• [Exercise]: Search the material below for the word "this" and copy every line in which it occurs.

━━━━━ Given information ━━━━━

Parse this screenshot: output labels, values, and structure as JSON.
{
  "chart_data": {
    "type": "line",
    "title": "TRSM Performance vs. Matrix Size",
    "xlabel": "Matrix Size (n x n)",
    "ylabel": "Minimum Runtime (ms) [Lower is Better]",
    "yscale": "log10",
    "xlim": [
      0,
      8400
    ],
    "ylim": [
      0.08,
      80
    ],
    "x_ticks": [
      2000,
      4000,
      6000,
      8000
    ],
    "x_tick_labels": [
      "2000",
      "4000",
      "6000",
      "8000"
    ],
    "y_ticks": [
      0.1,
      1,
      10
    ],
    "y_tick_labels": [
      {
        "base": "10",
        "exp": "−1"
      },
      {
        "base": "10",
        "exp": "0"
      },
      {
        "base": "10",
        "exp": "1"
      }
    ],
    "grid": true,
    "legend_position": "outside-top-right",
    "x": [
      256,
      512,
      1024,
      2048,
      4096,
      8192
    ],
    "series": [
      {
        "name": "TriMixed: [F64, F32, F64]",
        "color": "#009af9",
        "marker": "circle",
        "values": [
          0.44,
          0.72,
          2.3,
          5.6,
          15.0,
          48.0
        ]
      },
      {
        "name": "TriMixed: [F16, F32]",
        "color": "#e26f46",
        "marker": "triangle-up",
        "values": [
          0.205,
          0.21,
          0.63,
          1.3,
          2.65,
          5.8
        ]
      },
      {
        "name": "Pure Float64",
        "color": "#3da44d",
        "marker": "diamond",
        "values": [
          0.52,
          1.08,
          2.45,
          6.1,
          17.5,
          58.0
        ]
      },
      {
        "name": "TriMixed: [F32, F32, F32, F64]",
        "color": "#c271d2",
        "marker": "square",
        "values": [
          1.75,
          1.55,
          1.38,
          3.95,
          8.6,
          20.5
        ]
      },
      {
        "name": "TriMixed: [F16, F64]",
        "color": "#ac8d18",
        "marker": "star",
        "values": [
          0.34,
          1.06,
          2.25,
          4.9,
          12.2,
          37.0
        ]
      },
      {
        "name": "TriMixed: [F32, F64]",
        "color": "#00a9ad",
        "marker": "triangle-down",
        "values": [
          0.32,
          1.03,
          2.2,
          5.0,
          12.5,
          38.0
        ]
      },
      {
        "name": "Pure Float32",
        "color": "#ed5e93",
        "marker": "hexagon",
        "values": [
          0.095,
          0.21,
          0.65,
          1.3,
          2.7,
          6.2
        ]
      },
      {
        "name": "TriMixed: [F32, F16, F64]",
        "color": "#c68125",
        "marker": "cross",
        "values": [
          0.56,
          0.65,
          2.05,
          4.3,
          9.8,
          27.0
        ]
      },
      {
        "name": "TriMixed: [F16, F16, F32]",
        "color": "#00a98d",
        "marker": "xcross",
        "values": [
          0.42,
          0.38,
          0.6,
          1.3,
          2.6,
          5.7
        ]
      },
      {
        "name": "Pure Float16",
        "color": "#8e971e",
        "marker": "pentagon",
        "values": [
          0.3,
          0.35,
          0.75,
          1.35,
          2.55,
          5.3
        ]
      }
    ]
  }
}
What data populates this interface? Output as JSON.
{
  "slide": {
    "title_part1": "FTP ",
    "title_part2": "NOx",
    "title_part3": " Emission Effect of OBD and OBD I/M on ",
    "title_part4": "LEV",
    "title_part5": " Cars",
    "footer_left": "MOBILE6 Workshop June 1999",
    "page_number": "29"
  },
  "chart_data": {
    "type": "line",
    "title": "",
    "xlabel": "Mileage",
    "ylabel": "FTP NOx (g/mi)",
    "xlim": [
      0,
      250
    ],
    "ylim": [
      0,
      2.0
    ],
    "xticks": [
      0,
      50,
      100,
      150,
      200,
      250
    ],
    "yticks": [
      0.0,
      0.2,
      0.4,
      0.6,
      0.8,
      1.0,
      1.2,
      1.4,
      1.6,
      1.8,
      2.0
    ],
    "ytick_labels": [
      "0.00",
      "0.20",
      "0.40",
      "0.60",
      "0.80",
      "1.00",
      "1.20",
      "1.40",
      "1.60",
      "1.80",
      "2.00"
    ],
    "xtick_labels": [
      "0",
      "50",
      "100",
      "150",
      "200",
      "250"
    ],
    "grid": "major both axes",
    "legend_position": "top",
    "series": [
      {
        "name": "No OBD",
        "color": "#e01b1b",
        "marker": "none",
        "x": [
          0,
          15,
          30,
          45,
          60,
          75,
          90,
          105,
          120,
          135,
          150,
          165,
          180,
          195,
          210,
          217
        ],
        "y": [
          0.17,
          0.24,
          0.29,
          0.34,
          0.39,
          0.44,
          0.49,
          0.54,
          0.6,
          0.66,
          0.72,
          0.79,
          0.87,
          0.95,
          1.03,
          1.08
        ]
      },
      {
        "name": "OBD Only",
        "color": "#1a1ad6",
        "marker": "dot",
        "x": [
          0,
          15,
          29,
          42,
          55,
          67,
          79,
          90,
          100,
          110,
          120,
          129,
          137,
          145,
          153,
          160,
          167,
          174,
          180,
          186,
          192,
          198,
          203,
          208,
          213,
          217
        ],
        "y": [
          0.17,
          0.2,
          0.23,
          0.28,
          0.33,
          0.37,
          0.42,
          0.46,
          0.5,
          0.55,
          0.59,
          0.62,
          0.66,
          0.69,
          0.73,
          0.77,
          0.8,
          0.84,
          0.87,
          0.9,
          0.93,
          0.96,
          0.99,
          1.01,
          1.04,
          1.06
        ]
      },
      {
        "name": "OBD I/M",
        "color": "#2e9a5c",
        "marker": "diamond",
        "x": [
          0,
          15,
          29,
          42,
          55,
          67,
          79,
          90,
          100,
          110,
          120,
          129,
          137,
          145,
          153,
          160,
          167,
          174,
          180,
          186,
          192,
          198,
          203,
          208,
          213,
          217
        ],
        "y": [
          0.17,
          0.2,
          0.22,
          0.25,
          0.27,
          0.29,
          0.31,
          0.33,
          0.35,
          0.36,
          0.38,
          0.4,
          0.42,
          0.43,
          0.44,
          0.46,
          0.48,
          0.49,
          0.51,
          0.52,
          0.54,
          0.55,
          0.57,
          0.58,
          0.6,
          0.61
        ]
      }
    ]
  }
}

━━━━━

• [Expected answer]:
Parse this screenshot: output labels, values, and structure as JSON.
What data populates this interface? Output as JSON.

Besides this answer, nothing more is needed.